Write out each entry, exactly the way it appears.
>> BEGIN Data for this task
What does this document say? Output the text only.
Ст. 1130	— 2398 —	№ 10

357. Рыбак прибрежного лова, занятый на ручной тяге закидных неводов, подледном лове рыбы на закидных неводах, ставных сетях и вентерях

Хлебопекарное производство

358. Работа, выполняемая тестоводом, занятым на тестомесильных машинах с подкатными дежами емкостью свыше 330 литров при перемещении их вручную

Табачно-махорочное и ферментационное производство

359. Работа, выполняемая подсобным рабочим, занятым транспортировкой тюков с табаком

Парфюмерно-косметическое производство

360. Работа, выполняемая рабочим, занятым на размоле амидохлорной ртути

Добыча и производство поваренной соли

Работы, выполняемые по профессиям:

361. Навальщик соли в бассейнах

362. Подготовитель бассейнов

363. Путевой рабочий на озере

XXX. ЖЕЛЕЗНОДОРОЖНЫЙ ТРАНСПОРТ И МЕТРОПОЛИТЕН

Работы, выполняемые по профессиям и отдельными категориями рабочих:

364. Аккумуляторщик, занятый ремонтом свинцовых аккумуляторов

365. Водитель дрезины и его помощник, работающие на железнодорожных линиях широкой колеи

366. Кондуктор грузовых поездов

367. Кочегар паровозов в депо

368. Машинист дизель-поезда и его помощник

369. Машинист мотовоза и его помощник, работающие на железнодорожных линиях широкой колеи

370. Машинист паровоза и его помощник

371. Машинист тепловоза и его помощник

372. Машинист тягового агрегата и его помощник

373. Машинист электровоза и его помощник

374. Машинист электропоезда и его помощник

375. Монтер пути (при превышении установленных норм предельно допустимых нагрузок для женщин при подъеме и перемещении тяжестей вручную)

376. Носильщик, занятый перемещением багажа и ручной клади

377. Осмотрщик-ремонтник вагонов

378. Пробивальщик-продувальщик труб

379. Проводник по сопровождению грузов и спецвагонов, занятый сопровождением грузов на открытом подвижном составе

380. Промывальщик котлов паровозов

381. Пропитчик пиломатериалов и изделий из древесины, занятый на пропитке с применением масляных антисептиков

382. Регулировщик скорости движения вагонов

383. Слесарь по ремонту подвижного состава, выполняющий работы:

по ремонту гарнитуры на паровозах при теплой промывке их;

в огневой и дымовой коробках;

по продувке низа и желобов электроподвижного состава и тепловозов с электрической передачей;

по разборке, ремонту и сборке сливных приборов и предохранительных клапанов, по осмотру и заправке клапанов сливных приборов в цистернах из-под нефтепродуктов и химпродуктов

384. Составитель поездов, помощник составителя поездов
>> END Data for this task
Output of the exercise »
What does this document say? Output the text only.
Ст. 1130	— 2398 —	№ 10

357. Рыбак прибрежного лова, занятый на ручной тяге закидных неводов, подледном лове рыбы на закидных неводах, ставных сетях и вентерях

Хлебопекарное производство

358. Работа, выполняемая тестоводом, занятым на тестомесильных машинах с подкатными дежами емкостью свыше 330 литров при перемещении их вручную

Табачно-махорочное и ферментационное производство

359. Работа, выполняемая подсобным рабочим, занятым транспортировкой тюков с табаком

Парфюмерно-косметическое производство

360. Работа, выполняемая рабочим, занятым на размоле амидохлорной ртути

Добыча и производство поваренной соли

Работы, выполняемые по профессиям:

361. Навальщик соли в бассейнах

362. Подготовитель бассейнов

363. Путевой рабочий на озере

XXX. ЖЕЛЕЗНОДОРОЖНЫЙ ТРАНСПОРТ И МЕТРОПОЛИТЕН

Работы, выполняемые по профессиям и отдельными категориями рабочих:

364. Аккумуляторщик, занятый ремонтом свинцовых аккумуляторов

365. Водитель дрезины и его помощник, работающие на железнодорожных линиях широкой колеи

366. Кондуктор грузовых поездов

367. Кочегар паровозов в депо

368. Машинист дизель-поезда и его помощник

369. Машинист мотовоза и его помощник, работающие на железнодорожных линиях широкой колеи

370. Машинист паровоза и его помощник

371. Машинист тепловоза и его помощник

372. Машинист тягового агрегата и его помощник

373. Машинист электровоза и его помощник

374. Машинист электропоезда и его помощник

375. Монтер пути (при превышении установленных норм предельно допустимых нагрузок для женщин при подъеме и перемещении тяжестей вручную)

376. Носильщик, занятый перемещением багажа и ручной клади

377. Осмотрщик-ремонтник вагонов

378. Пробивальщик-продувальщик труб

379. Проводник по сопровождению грузов и спецвагонов, занятый сопровождением грузов на открытом подвижном составе

380. Промывальщик котлов паровозов

381. Пропитчик пиломатериалов и изделий из древесины, занятый на пропитке с применением масляных антисептиков

382. Регулировщик скорости движения вагонов

383. Слесарь по ремонту подвижного состава, выполняющий работы:

по ремонту гарнитуры на паровозах при теплой промывке их;

в огневой и дымовой коробках;

по продувке низа и желобов электроподвижного состава и тепловозов с электрической передачей;

по разборке, ремонту и сборке сливных приборов и предохранительных клапанов, по осмотру и заправке клапанов сливных приборов в цистернах из-под нефтепродуктов и химпродуктов

384. Составитель поездов, помощник составителя поездов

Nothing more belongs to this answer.